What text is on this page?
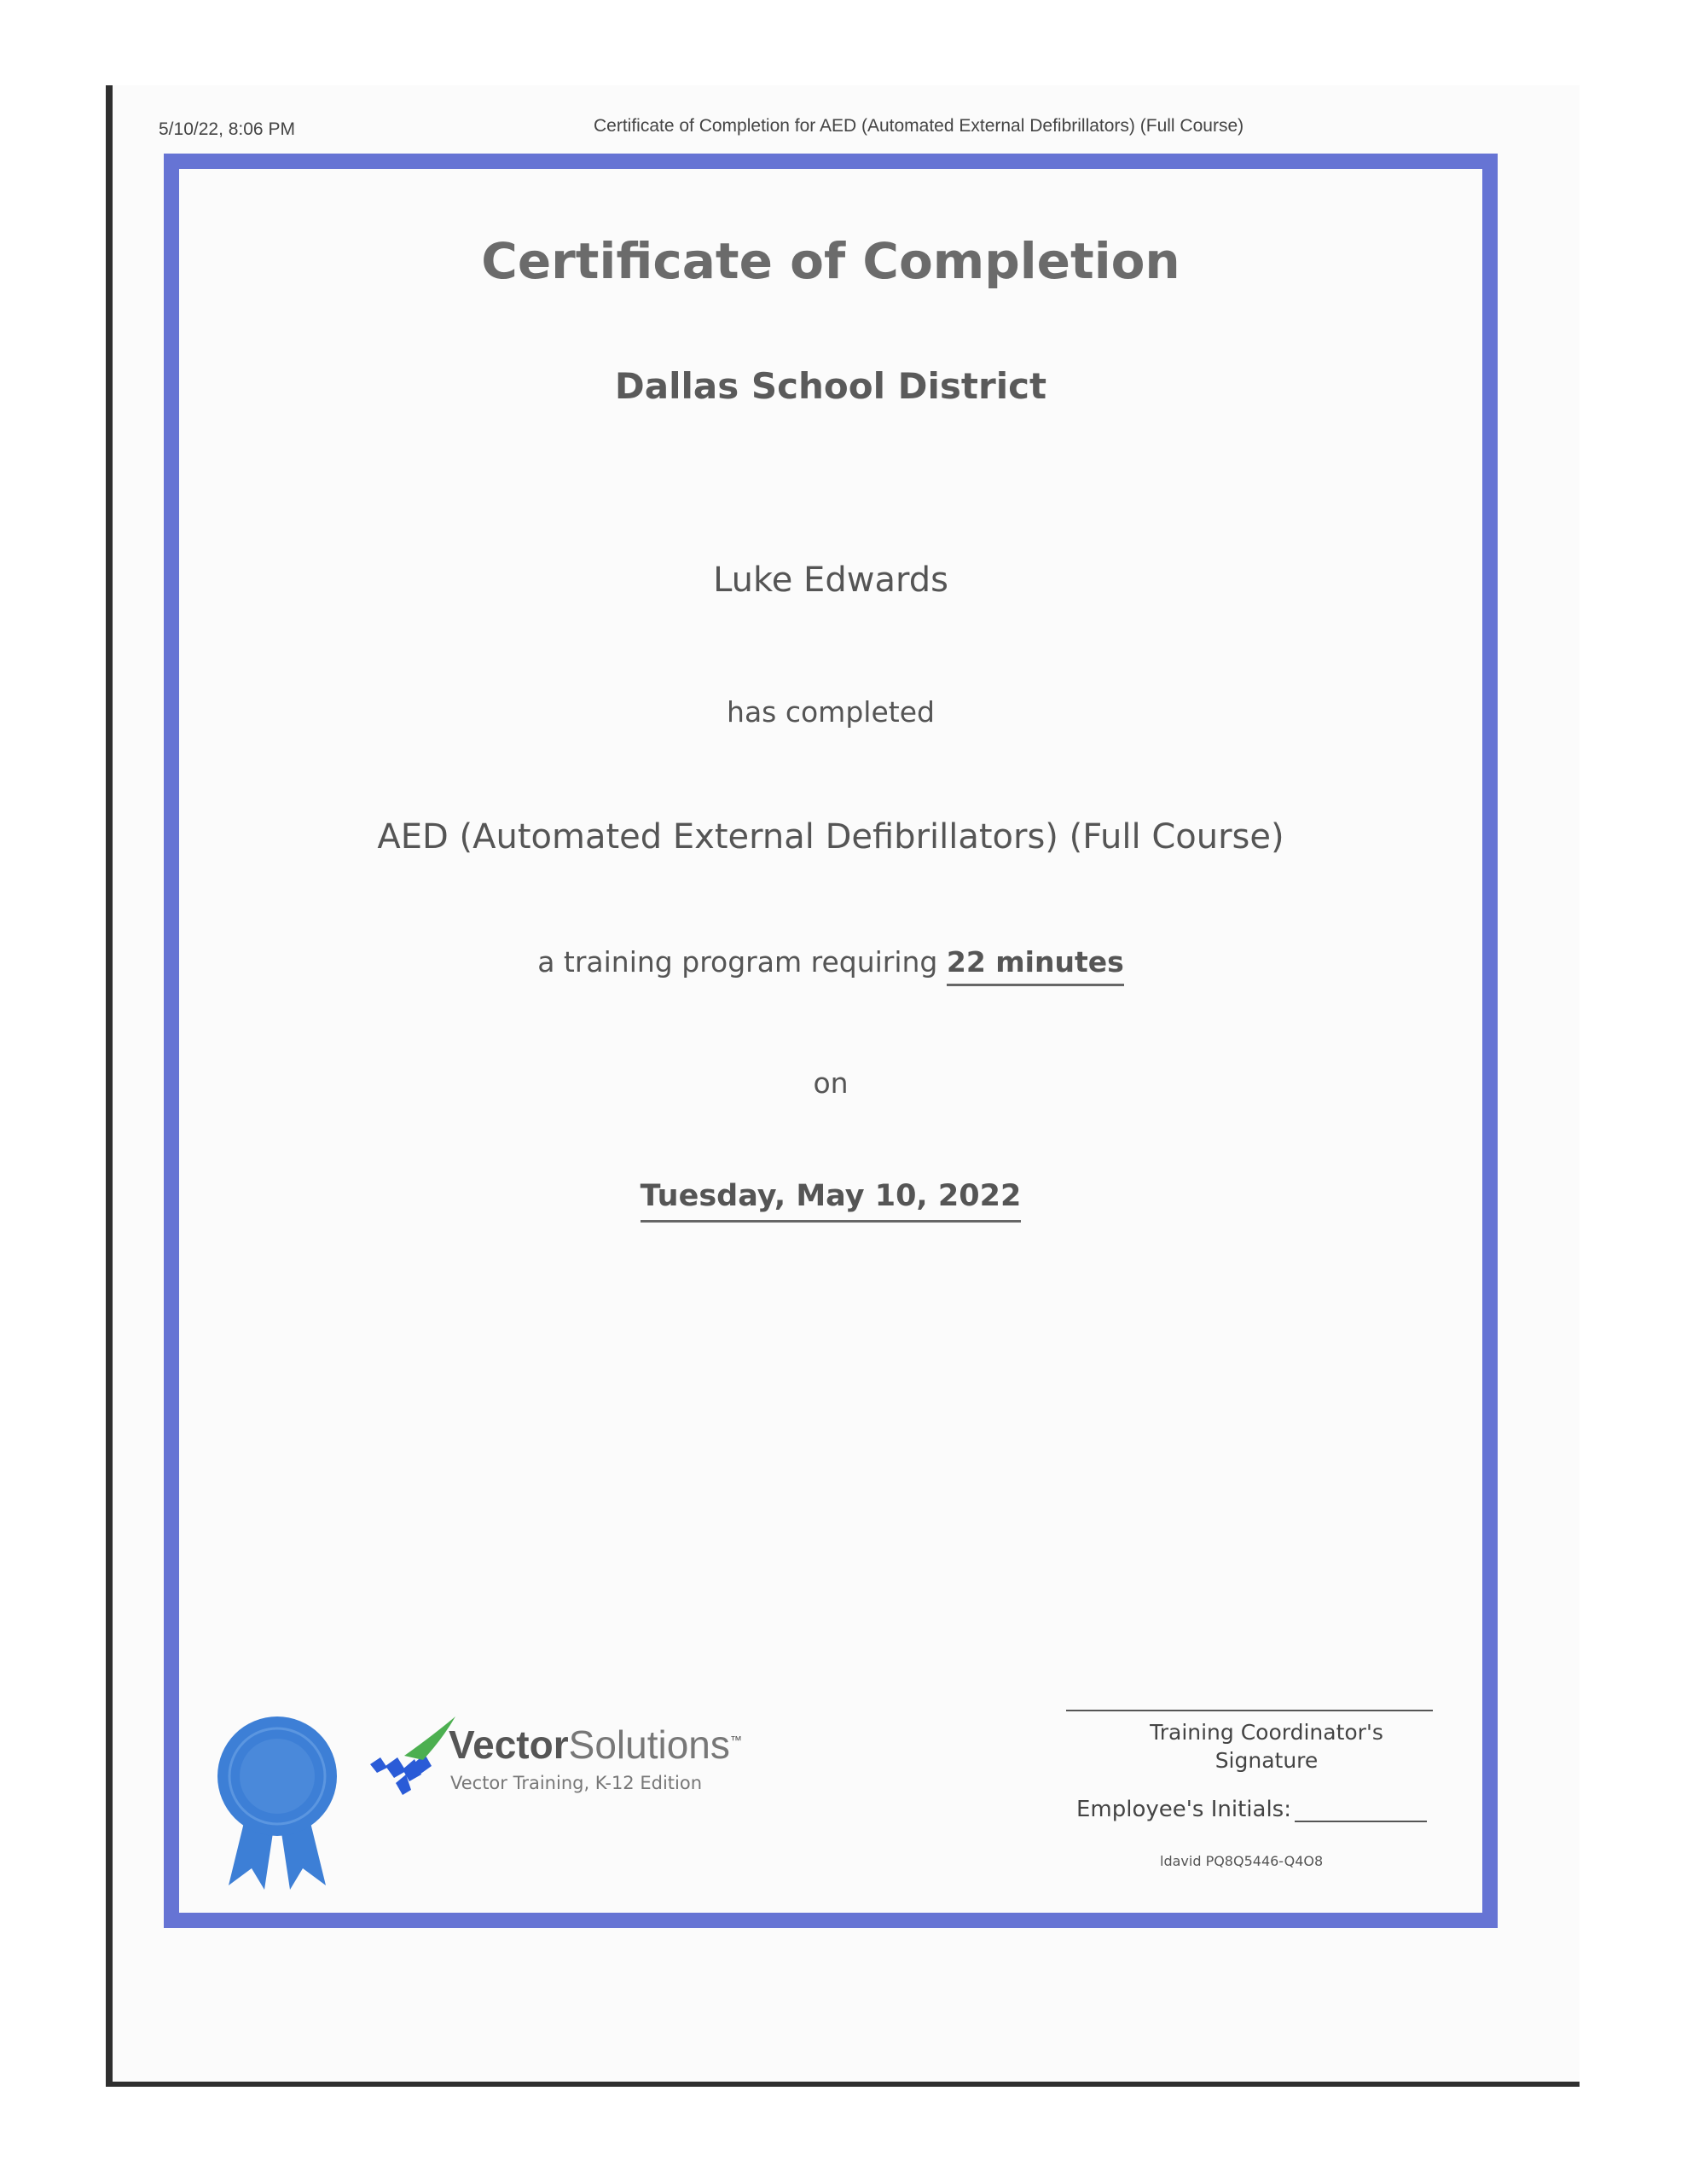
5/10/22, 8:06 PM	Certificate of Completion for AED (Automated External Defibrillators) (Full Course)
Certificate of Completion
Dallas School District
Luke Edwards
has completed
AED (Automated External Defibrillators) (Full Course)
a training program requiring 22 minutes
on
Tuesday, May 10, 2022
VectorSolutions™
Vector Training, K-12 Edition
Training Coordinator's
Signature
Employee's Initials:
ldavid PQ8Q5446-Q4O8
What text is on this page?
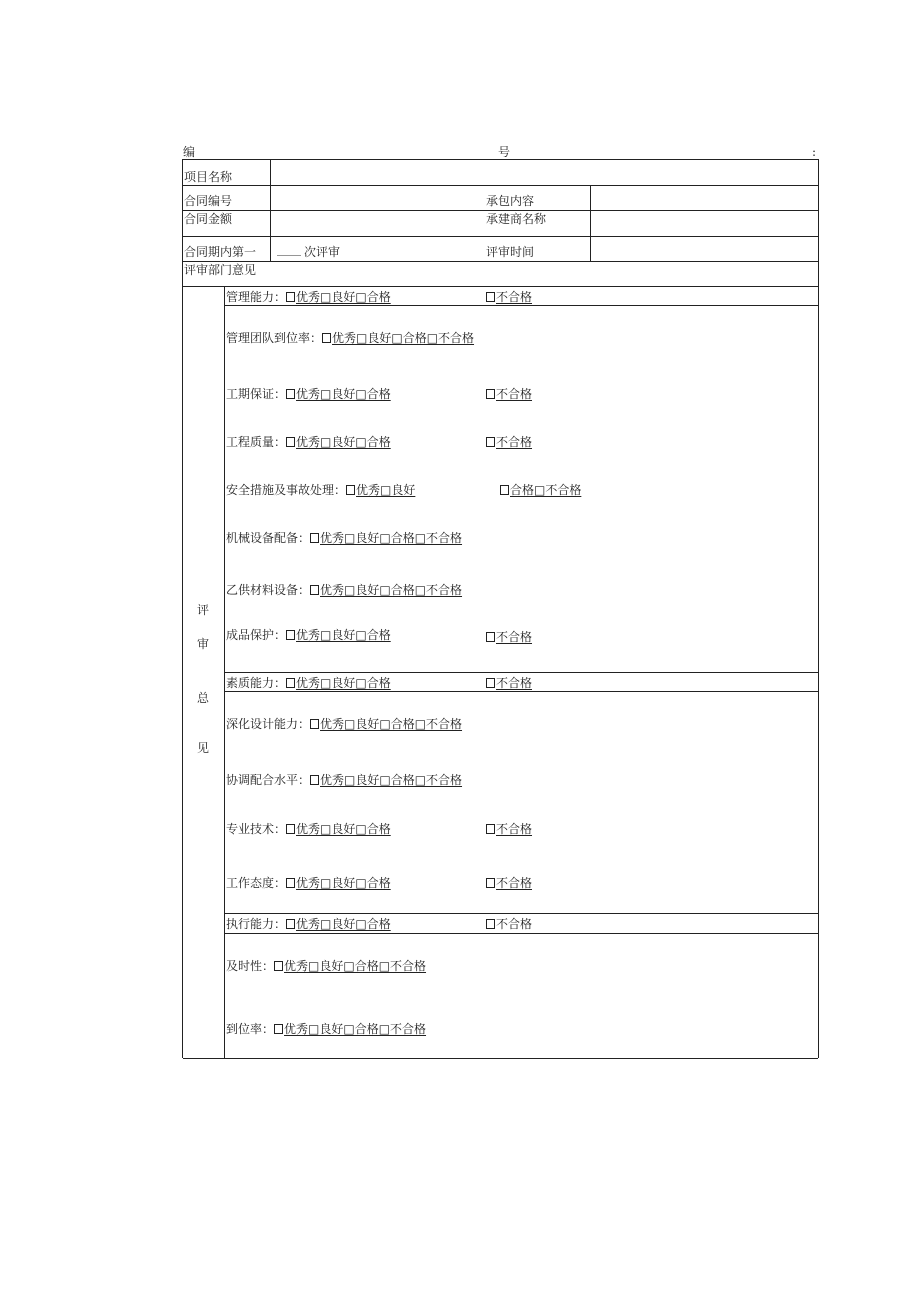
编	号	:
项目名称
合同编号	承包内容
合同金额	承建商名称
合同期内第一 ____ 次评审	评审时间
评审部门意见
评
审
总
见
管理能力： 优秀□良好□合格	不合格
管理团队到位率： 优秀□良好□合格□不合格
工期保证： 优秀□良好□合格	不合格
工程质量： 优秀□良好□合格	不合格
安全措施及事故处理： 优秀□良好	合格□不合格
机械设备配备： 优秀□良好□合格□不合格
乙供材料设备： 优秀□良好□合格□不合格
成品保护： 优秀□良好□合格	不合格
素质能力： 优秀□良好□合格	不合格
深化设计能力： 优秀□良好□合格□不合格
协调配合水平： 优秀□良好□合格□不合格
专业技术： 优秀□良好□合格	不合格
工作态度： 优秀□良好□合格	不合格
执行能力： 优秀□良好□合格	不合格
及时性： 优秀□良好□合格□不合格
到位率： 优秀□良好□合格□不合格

» Directions: Quote the entries in full. Any image among them is to be omitted from the copy.

» Final result:
What text is on this page?
5/10/22, 8:06 PM	Certificate of Completion for AED (Automated External Defibrillators) (Full Course)
Certificate of Completion
Dallas School District
Luke Edwards
has completed
AED (Automated External Defibrillators) (Full Course)
a training program requiring 22 minutes
on
Tuesday, May 10, 2022
VectorSolutions™
Vector Training, K-12 Edition
Training Coordinator's
Signature
Employee's Initials:
ldavid PQ8Q5446-Q4O8
What text is on this page?
编	号	:
项目名称
合同编号	承包内容
合同金额	承建商名称
合同期内第一 ____ 次评审	评审时间
评审部门意见
评
审
总
见
管理能力： 优秀□良好□合格	不合格
管理团队到位率： 优秀□良好□合格□不合格
工期保证： 优秀□良好□合格	不合格
工程质量： 优秀□良好□合格	不合格
安全措施及事故处理： 优秀□良好	合格□不合格
机械设备配备： 优秀□良好□合格□不合格
乙供材料设备： 优秀□良好□合格□不合格
成品保护： 优秀□良好□合格	不合格
素质能力： 优秀□良好□合格	不合格
深化设计能力： 优秀□良好□合格□不合格
协调配合水平： 优秀□良好□合格□不合格
专业技术： 优秀□良好□合格	不合格
工作态度： 优秀□良好□合格	不合格
执行能力： 优秀□良好□合格	不合格
及时性： 优秀□良好□合格□不合格
到位率： 优秀□良好□合格□不合格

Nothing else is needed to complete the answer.